- Exercise instructions -
Update the material so that each "conclusion-line" reads "summary-line", with everything else left as it is. Leave the pictures out of your answer.

[START OF Materials provided]

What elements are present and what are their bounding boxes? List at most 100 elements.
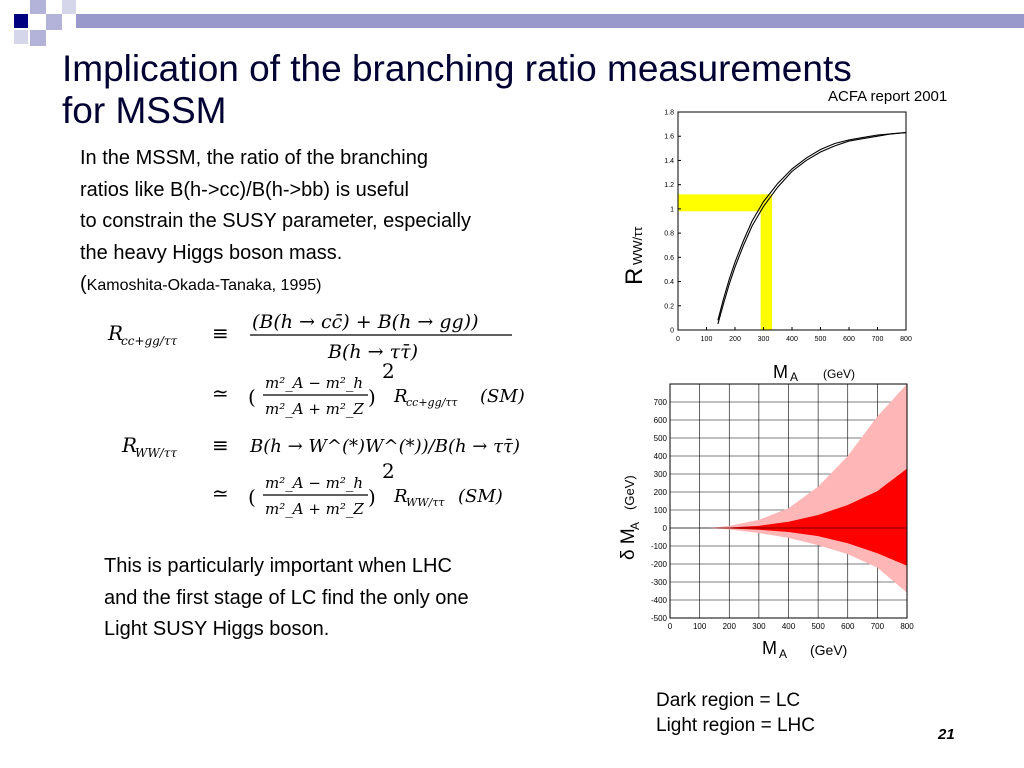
x-tick-label: 200: [723, 622, 737, 631]
y-tick-label: 0: [663, 524, 668, 533]
formula-equiv-1: ≡: [212, 321, 229, 345]
formula-frac-numerator-1: m²_A − m²_h: [265, 374, 363, 392]
page-number: 21: [938, 726, 955, 743]
decor-square-light-3: [30, 30, 46, 46]
x-tick-label: 300: [752, 622, 766, 631]
x-tick-label: 500: [815, 336, 827, 343]
x-tick-label: 700: [871, 622, 885, 631]
conclusion-line: and the first stage of LC find the only …: [104, 586, 469, 609]
curve-2: [717, 132, 907, 321]
x-tick-label: 0: [676, 336, 680, 343]
mass-precision-chart-plot: 0 100 200 300 400 500 600 700 800 -500 -400 -300 -20…: [651, 383, 914, 631]
intro-line: the heavy Higgs boson mass.: [80, 241, 343, 264]
decor-square-light-4: [14, 30, 28, 44]
conclusion-line: Light SUSY Higgs boson.: [104, 618, 330, 640]
x-tick-label: 400: [782, 622, 796, 631]
formula-sm2: R: [393, 486, 408, 507]
x-tick-label: 100: [693, 622, 707, 631]
y-tick-label: 1.4: [664, 158, 674, 165]
legend-light: Light region = LHC: [656, 715, 815, 736]
plot-frame: [677, 111, 907, 331]
y-tick-label: 1.8: [664, 110, 674, 117]
y-tick-label: 1.6: [664, 134, 674, 141]
plot-frame: [669, 383, 908, 619]
formula-sm2-tail: (SM): [458, 486, 503, 507]
citation-text: Kamoshita-Okada-Tanaka, 1995): [86, 277, 322, 294]
x-tick-label: 800: [900, 622, 914, 631]
y-tick-label: 500: [654, 434, 668, 443]
ratio-chart-ylabel-main: R: [621, 268, 648, 285]
decor-square-light-2: [46, 14, 62, 30]
title-line-2: for MSSM: [62, 90, 227, 131]
ratio-chart-ylabel: R WW/ττ: [621, 226, 648, 285]
x-tick-label: 800: [900, 336, 912, 343]
paren-right-1: ): [368, 385, 376, 409]
x-tick-label: 300: [758, 336, 770, 343]
y-tick-label: 1.2: [664, 182, 674, 189]
formula-frac-denominator-2: m²_A + m²_Z: [265, 500, 364, 518]
y-tick-label: 700: [654, 398, 668, 407]
formula-approx-2: ≃: [212, 481, 229, 505]
x-tick-label: 0: [668, 622, 673, 631]
slide-title: Implication of the branching ratio measu…: [62, 48, 982, 132]
decor-title-bar: [76, 14, 1024, 28]
paren-left-2: (: [248, 485, 256, 509]
formula-power-1: 2: [382, 359, 395, 383]
y-tick-label: 300: [654, 470, 668, 479]
y-tick-label: -200: [651, 560, 668, 569]
paren-left-1: (: [248, 385, 256, 409]
decor-square-light-5: [62, 0, 76, 14]
decor-square-light-1: [30, 0, 46, 14]
citation: (Kamoshita-Okada-Tanaka, 1995): [80, 269, 600, 302]
y-tick-label: 1: [670, 206, 674, 213]
highlight-band-horizontal: [678, 194, 773, 212]
formula-rhs1-denominator: B(h → ττ̄): [327, 341, 418, 363]
x-tick-label: 100: [701, 336, 713, 343]
intro-paragraph: In the MSSM, the ratio of the branching …: [80, 143, 600, 302]
y-tick-label: 600: [654, 416, 668, 425]
formula-frac-numerator-2: m²_A − m²_h: [265, 474, 363, 492]
mass-precision-xunit: (GeV): [810, 642, 847, 658]
mass-precision-ylabel-main: δ M: [618, 528, 639, 560]
lc-region: [708, 468, 907, 566]
formula-lhs2-sub: WW/ττ: [135, 446, 177, 460]
mass-precision-chart-ylabel: δ M A (GeV): [618, 475, 642, 560]
x-tick-label: 500: [811, 622, 825, 631]
mass-precision-chart: 0 100 200 300 400 500 600 700 800 -500 -400 -300 -20…: [618, 383, 914, 661]
formula-lhs2: R: [121, 433, 137, 457]
intro-line: ratios like B(h->cc)/B(h->bb) is useful: [80, 178, 410, 201]
formula-rhs2: B(h → W^(*)W^(*))/B(h → ττ̄): [249, 436, 520, 457]
ratio-chart-xunit: (GeV): [823, 367, 855, 381]
formula-sm2-sub: WW/ττ: [406, 496, 445, 509]
y-tick-label: 400: [654, 452, 668, 461]
ratio-chart-xlabel: M: [773, 362, 788, 382]
formula-sm1: R: [393, 386, 408, 407]
y-tick-label: 0: [670, 328, 674, 335]
highlight-band-vertical: [760, 194, 773, 330]
formula-lhs1-sub: cc+gg/ττ: [121, 334, 178, 348]
conclusion-paragraph: This is particularly important when LHC …: [104, 551, 584, 646]
mass-precision-xlabel-sub: A: [779, 647, 787, 661]
formula-lhs1: R: [107, 321, 123, 345]
intro-line: to constrain the SUSY parameter, especia…: [80, 210, 471, 232]
formula-power-2: 2: [382, 459, 395, 483]
x-tick-label: 600: [841, 622, 855, 631]
formula-approx-1: ≃: [212, 381, 229, 405]
y-tick-label: 200: [654, 488, 668, 497]
ratio-chart-ylabel-sub: WW/ττ: [630, 226, 645, 265]
ratio-chart: 0 100 200 300 400 500 600 700 800 0 0.2 0.4 0.6 0.8 1 1…: [621, 110, 912, 385]
x-tick-label: 400: [786, 336, 798, 343]
mass-precision-xlabel: M: [762, 638, 777, 658]
citation-paren: (: [80, 273, 87, 295]
title-line-1: Implication of the branching ratio measu…: [62, 48, 852, 89]
region-legend: Dark region = LC Light region = LHC: [656, 688, 815, 738]
formula-sm1-tail: (SM): [480, 386, 525, 407]
y-tick-label: -400: [651, 596, 668, 605]
x-tick-label: 700: [872, 336, 884, 343]
decor-square-navy: [14, 14, 28, 28]
conclusion-line: This is particularly important when LHC: [104, 555, 452, 577]
y-tick-label: 100: [654, 506, 668, 515]
curve-1: [717, 132, 907, 325]
formula-equiv-2: ≡: [212, 433, 229, 457]
mass-precision-yunit: (GeV): [622, 475, 637, 510]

[END OF Materials provided]

- Result below -
What elements are present and what are their bounding boxes? List at most 100 elements.
x-tick-label: 200: [723, 622, 737, 631]
y-tick-label: 0: [663, 524, 668, 533]
formula-equiv-1: ≡: [212, 321, 229, 345]
formula-frac-numerator-1: m²_A − m²_h: [265, 374, 363, 392]
page-number: 21: [938, 726, 955, 743]
decor-square-light-3: [30, 30, 46, 46]
x-tick-label: 300: [752, 622, 766, 631]
x-tick-label: 500: [815, 336, 827, 343]
x-tick-label: 700: [871, 622, 885, 631]
summary-line: and the first stage of LC find the only …: [104, 586, 469, 609]
curve-2: [717, 132, 907, 321]
x-tick-label: 0: [676, 336, 680, 343]
mass-precision-chart-plot: 0 100 200 300 400 500 600 700 800 -500 -400 -300 -20…: [651, 383, 914, 631]
intro-line: the heavy Higgs boson mass.: [80, 241, 343, 264]
decor-square-light-4: [14, 30, 28, 44]
summary-line: Light SUSY Higgs boson.: [104, 618, 330, 640]
x-tick-label: 400: [782, 622, 796, 631]
formula-sm2: R: [393, 486, 408, 507]
x-tick-label: 100: [693, 622, 707, 631]
y-tick-label: 1.4: [664, 158, 674, 165]
legend-light: Light region = LHC: [656, 715, 815, 736]
plot-frame: [677, 111, 907, 331]
y-tick-label: 1.8: [664, 110, 674, 117]
y-tick-label: 1.6: [664, 134, 674, 141]
plot-frame: [669, 383, 908, 619]
formula-sm2-tail: (SM): [458, 486, 503, 507]
citation-text: Kamoshita-Okada-Tanaka, 1995): [86, 277, 322, 294]
x-tick-label: 800: [900, 622, 914, 631]
y-tick-label: 500: [654, 434, 668, 443]
ratio-chart-ylabel-main: R: [621, 268, 648, 285]
decor-square-light-2: [46, 14, 62, 30]
title-line-2: for MSSM: [62, 90, 227, 131]
ratio-chart-ylabel: R WW/ττ: [621, 226, 648, 285]
x-tick-label: 800: [900, 336, 912, 343]
paren-right-1: ): [368, 385, 376, 409]
x-tick-label: 300: [758, 336, 770, 343]
y-tick-label: 1.2: [664, 182, 674, 189]
formula-frac-denominator-2: m²_A + m²_Z: [265, 500, 364, 518]
y-tick-label: 700: [654, 398, 668, 407]
formula-approx-2: ≃: [212, 481, 229, 505]
x-tick-label: 0: [668, 622, 673, 631]
slide-title: Implication of the branching ratio measu…: [62, 48, 982, 132]
decor-title-bar: [76, 14, 1024, 28]
paren-left-2: (: [248, 485, 256, 509]
formula-power-1: 2: [382, 359, 395, 383]
y-tick-label: 300: [654, 470, 668, 479]
y-tick-label: -200: [651, 560, 668, 569]
paren-left-1: (: [248, 385, 256, 409]
decor-square-light-5: [62, 0, 76, 14]
decor-square-light-1: [30, 0, 46, 14]
citation: (Kamoshita-Okada-Tanaka, 1995): [80, 269, 600, 302]
y-tick-label: 1: [670, 206, 674, 213]
highlight-band-horizontal: [678, 194, 773, 212]
formula-rhs1-denominator: B(h → ττ̄): [327, 341, 418, 363]
x-tick-label: 100: [701, 336, 713, 343]
intro-paragraph: In the MSSM, the ratio of the branching …: [80, 143, 600, 302]
y-tick-label: 600: [654, 416, 668, 425]
formula-frac-numerator-2: m²_A − m²_h: [265, 474, 363, 492]
mass-precision-xunit: (GeV): [810, 642, 847, 658]
mass-precision-ylabel-main: δ M: [618, 528, 639, 560]
lc-region: [708, 468, 907, 566]
formula-lhs2-sub: WW/ττ: [135, 446, 177, 460]
mass-precision-chart-ylabel: δ M A (GeV): [618, 475, 642, 560]
x-tick-label: 500: [811, 622, 825, 631]
mass-precision-chart: 0 100 200 300 400 500 600 700 800 -500 -400 -300 -20…: [618, 383, 914, 661]
formula-lhs2: R: [121, 433, 137, 457]
intro-line: ratios like B(h->cc)/B(h->bb) is useful: [80, 178, 410, 201]
formula-rhs2: B(h → W^(*)W^(*))/B(h → ττ̄): [249, 436, 520, 457]
ratio-chart-xunit: (GeV): [823, 367, 855, 381]
formula-sm2-sub: WW/ττ: [406, 496, 445, 509]
y-tick-label: 400: [654, 452, 668, 461]
ratio-chart-xlabel: M: [773, 362, 788, 382]
formula-sm1: R: [393, 386, 408, 407]
y-tick-label: 0: [670, 328, 674, 335]
highlight-band-vertical: [760, 194, 773, 330]
formula-lhs1-sub: cc+gg/ττ: [121, 334, 178, 348]
conclusion-paragraph: This is particularly important when LHC …: [104, 551, 584, 646]
mass-precision-xlabel-sub: A: [779, 647, 787, 661]
formula-lhs1: R: [107, 321, 123, 345]
intro-line: to constrain the SUSY parameter, especia…: [80, 210, 471, 232]
formula-power-2: 2: [382, 459, 395, 483]
x-tick-label: 600: [841, 622, 855, 631]
formula-approx-1: ≃: [212, 381, 229, 405]
y-tick-label: 200: [654, 488, 668, 497]
ratio-chart-ylabel-sub: WW/ττ: [630, 226, 645, 265]
ratio-chart: 0 100 200 300 400 500 600 700 800 0 0.2 0.4 0.6 0.8 1 1…: [621, 110, 912, 385]
x-tick-label: 400: [786, 336, 798, 343]
mass-precision-xlabel: M: [762, 638, 777, 658]
citation-paren: (: [80, 273, 87, 295]
title-line-1: Implication of the branching ratio measu…: [62, 48, 852, 89]
region-legend: Dark region = LC Light region = LHC: [656, 688, 815, 738]
formula-sm1-tail: (SM): [480, 386, 525, 407]
y-tick-label: -400: [651, 596, 668, 605]
x-tick-label: 700: [872, 336, 884, 343]
decor-square-navy: [14, 14, 28, 28]
summary-line: This is particularly important when LHC: [104, 555, 452, 577]
y-tick-label: 100: [654, 506, 668, 515]
curve-1: [717, 132, 907, 325]
formula-equiv-2: ≡: [212, 433, 229, 457]
mass-precision-yunit: (GeV): [622, 475, 637, 510]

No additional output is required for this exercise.